++++ Given information

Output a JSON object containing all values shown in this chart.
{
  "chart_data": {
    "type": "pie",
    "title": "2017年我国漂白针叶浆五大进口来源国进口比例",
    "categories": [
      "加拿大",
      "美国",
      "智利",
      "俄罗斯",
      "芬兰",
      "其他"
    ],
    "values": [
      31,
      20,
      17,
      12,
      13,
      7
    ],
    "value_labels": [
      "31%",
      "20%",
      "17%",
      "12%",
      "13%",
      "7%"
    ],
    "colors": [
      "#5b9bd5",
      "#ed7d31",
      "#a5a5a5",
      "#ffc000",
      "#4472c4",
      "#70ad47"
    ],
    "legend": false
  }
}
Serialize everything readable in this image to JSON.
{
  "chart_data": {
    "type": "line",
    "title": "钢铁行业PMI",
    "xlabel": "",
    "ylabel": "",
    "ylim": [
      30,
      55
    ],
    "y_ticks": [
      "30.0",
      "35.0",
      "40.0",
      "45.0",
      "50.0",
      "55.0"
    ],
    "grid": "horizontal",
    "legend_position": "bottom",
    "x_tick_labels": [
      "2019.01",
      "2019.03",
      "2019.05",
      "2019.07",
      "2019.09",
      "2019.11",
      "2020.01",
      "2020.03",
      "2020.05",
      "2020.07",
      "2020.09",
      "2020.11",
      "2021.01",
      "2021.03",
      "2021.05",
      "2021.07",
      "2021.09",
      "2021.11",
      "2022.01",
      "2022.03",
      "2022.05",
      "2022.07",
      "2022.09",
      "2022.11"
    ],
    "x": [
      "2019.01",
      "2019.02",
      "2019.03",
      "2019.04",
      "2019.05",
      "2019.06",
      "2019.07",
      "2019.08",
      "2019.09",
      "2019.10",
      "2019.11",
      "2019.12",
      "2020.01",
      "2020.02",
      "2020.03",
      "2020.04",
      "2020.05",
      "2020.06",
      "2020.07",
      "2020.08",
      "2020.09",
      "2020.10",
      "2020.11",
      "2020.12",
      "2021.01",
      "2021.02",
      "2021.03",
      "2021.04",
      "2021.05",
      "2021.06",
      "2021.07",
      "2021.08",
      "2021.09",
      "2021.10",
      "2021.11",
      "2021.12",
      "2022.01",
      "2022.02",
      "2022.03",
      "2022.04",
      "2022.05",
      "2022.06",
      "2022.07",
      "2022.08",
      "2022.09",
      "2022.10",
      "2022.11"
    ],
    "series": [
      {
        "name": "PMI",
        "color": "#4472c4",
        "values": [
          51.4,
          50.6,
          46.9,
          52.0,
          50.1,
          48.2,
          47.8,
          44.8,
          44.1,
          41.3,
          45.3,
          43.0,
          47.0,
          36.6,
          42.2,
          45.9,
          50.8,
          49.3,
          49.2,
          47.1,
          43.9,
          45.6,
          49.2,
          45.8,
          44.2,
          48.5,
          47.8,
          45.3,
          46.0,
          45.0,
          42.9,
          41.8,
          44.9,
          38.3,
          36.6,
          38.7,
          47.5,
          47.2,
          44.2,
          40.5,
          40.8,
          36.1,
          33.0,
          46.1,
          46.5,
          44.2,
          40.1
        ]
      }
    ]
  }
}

++++++++

Collect from the data above every line that includes "JSON".

Output a JSON object containing all values shown in this chart.
Serialize everything readable in this image to JSON.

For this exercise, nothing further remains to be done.